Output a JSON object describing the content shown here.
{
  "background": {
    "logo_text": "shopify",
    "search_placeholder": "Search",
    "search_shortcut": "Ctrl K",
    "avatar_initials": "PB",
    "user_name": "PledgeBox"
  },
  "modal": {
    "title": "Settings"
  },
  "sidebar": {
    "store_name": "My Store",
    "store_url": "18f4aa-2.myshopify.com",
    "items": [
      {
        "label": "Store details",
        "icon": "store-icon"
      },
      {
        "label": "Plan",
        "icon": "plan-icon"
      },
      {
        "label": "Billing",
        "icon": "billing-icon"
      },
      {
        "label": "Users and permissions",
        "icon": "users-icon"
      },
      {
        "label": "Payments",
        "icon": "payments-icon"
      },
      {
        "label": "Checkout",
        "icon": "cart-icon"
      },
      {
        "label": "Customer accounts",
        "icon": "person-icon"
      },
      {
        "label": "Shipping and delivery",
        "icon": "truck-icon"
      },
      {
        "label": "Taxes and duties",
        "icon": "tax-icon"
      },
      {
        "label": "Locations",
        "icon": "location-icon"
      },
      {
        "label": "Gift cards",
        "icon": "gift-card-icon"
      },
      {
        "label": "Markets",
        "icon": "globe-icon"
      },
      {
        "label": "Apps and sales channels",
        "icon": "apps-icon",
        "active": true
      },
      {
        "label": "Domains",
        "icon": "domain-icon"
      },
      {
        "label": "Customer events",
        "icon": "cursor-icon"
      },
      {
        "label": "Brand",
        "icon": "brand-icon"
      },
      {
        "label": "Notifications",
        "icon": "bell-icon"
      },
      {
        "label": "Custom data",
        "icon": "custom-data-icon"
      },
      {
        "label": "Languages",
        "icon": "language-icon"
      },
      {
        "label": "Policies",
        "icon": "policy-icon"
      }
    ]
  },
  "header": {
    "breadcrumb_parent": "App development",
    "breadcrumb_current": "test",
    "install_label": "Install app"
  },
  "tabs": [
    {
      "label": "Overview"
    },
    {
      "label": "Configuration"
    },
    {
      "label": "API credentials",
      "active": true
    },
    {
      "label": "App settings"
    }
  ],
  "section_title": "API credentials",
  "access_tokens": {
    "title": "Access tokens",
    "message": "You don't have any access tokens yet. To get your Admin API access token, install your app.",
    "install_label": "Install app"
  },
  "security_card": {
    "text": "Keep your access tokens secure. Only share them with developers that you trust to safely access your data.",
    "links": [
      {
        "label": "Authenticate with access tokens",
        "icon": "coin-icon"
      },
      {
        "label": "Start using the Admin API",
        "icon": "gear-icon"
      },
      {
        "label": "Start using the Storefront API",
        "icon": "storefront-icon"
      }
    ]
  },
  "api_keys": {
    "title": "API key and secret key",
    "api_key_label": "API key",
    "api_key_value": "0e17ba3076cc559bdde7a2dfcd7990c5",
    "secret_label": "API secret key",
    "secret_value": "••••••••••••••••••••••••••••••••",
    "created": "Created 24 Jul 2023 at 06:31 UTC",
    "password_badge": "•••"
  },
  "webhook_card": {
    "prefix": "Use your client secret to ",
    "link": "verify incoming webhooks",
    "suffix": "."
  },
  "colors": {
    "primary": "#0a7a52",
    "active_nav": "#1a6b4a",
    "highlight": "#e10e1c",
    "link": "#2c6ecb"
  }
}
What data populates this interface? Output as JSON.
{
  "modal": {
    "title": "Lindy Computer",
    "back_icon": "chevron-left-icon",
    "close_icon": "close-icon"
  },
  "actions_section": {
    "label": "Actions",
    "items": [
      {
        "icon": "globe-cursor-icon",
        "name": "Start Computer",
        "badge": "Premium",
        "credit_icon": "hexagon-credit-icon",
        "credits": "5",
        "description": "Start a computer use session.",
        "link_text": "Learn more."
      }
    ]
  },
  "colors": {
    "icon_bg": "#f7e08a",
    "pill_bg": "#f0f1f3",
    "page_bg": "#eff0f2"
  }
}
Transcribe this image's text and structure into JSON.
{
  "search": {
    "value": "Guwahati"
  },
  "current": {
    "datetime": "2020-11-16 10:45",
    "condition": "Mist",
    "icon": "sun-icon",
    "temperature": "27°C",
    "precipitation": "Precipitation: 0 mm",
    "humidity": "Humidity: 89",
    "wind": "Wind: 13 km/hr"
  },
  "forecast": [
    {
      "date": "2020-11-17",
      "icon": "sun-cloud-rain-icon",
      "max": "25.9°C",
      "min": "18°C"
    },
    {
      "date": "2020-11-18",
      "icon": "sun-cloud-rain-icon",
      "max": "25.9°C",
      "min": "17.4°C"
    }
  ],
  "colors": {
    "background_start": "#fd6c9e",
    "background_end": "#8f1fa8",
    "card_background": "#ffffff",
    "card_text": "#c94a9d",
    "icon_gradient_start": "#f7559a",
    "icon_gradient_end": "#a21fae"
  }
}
• • • •
* REQUEST *
Give the data again, exactly as it stands.

* TASK RESPONSE *
Output a JSON object describing the content shown here.
{
  "background": {
    "logo_text": "shopify",
    "search_placeholder": "Search",
    "search_shortcut": "Ctrl K",
    "avatar_initials": "PB",
    "user_name": "PledgeBox"
  },
  "modal": {
    "title": "Settings"
  },
  "sidebar": {
    "store_name": "My Store",
    "store_url": "18f4aa-2.myshopify.com",
    "items": [
      {
        "label": "Store details",
        "icon": "store-icon"
      },
      {
        "label": "Plan",
        "icon": "plan-icon"
      },
      {
        "label": "Billing",
        "icon": "billing-icon"
      },
      {
        "label": "Users and permissions",
        "icon": "users-icon"
      },
      {
        "label": "Payments",
        "icon": "payments-icon"
      },
      {
        "label": "Checkout",
        "icon": "cart-icon"
      },
      {
        "label": "Customer accounts",
        "icon": "person-icon"
      },
      {
        "label": "Shipping and delivery",
        "icon": "truck-icon"
      },
      {
        "label": "Taxes and duties",
        "icon": "tax-icon"
      },
      {
        "label": "Locations",
        "icon": "location-icon"
      },
      {
        "label": "Gift cards",
        "icon": "gift-card-icon"
      },
      {
        "label": "Markets",
        "icon": "globe-icon"
      },
      {
        "label": "Apps and sales channels",
        "icon": "apps-icon",
        "active": true
      },
      {
        "label": "Domains",
        "icon": "domain-icon"
      },
      {
        "label": "Customer events",
        "icon": "cursor-icon"
      },
      {
        "label": "Brand",
        "icon": "brand-icon"
      },
      {
        "label": "Notifications",
        "icon": "bell-icon"
      },
      {
        "label": "Custom data",
        "icon": "custom-data-icon"
      },
      {
        "label": "Languages",
        "icon": "language-icon"
      },
      {
        "label": "Policies",
        "icon": "policy-icon"
      }
    ]
  },
  "header": {
    "breadcrumb_parent": "App development",
    "breadcrumb_current": "test",
    "install_label": "Install app"
  },
  "tabs": [
    {
      "label": "Overview"
    },
    {
      "label": "Configuration"
    },
    {
      "label": "API credentials",
      "active": true
    },
    {
      "label": "App settings"
    }
  ],
  "section_title": "API credentials",
  "access_tokens": {
    "title": "Access tokens",
    "message": "You don't have any access tokens yet. To get your Admin API access token, install your app.",
    "install_label": "Install app"
  },
  "security_card": {
    "text": "Keep your access tokens secure. Only share them with developers that you trust to safely access your data.",
    "links": [
      {
        "label": "Authenticate with access tokens",
        "icon": "coin-icon"
      },
      {
        "label": "Start using the Admin API",
        "icon": "gear-icon"
      },
      {
        "label": "Start using the Storefront API",
        "icon": "storefront-icon"
      }
    ]
  },
  "api_keys": {
    "title": "API key and secret key",
    "api_key_label": "API key",
    "api_key_value": "0e17ba3076cc559bdde7a2dfcd7990c5",
    "secret_label": "API secret key",
    "secret_value": "••••••••••••••••••••••••••••••••",
    "created": "Created 24 Jul 2023 at 06:31 UTC",
    "password_badge": "•••"
  },
  "webhook_card": {
    "prefix": "Use your client secret to ",
    "link": "verify incoming webhooks",
    "suffix": "."
  },
  "colors": {
    "primary": "#0a7a52",
    "active_nav": "#1a6b4a",
    "highlight": "#e10e1c",
    "link": "#2c6ecb"
  }
}
What data populates this interface? Output as JSON.
{
  "modal": {
    "title": "Lindy Computer",
    "back_icon": "chevron-left-icon",
    "close_icon": "close-icon"
  },
  "actions_section": {
    "label": "Actions",
    "items": [
      {
        "icon": "globe-cursor-icon",
        "name": "Start Computer",
        "badge": "Premium",
        "credit_icon": "hexagon-credit-icon",
        "credits": "5",
        "description": "Start a computer use session.",
        "link_text": "Learn more."
      }
    ]
  },
  "colors": {
    "icon_bg": "#f7e08a",
    "pill_bg": "#f0f1f3",
    "page_bg": "#eff0f2"
  }
}
Transcribe this image's text and structure into JSON.
{
  "search": {
    "value": "Guwahati"
  },
  "current": {
    "datetime": "2020-11-16 10:45",
    "condition": "Mist",
    "icon": "sun-icon",
    "temperature": "27°C",
    "precipitation": "Precipitation: 0 mm",
    "humidity": "Humidity: 89",
    "wind": "Wind: 13 km/hr"
  },
  "forecast": [
    {
      "date": "2020-11-17",
      "icon": "sun-cloud-rain-icon",
      "max": "25.9°C",
      "min": "18°C"
    },
    {
      "date": "2020-11-18",
      "icon": "sun-cloud-rain-icon",
      "max": "25.9°C",
      "min": "17.4°C"
    }
  ],
  "colors": {
    "background_start": "#fd6c9e",
    "background_end": "#8f1fa8",
    "card_background": "#ffffff",
    "card_text": "#c94a9d",
    "icon_gradient_start": "#f7559a",
    "icon_gradient_end": "#a21fae"
  }
}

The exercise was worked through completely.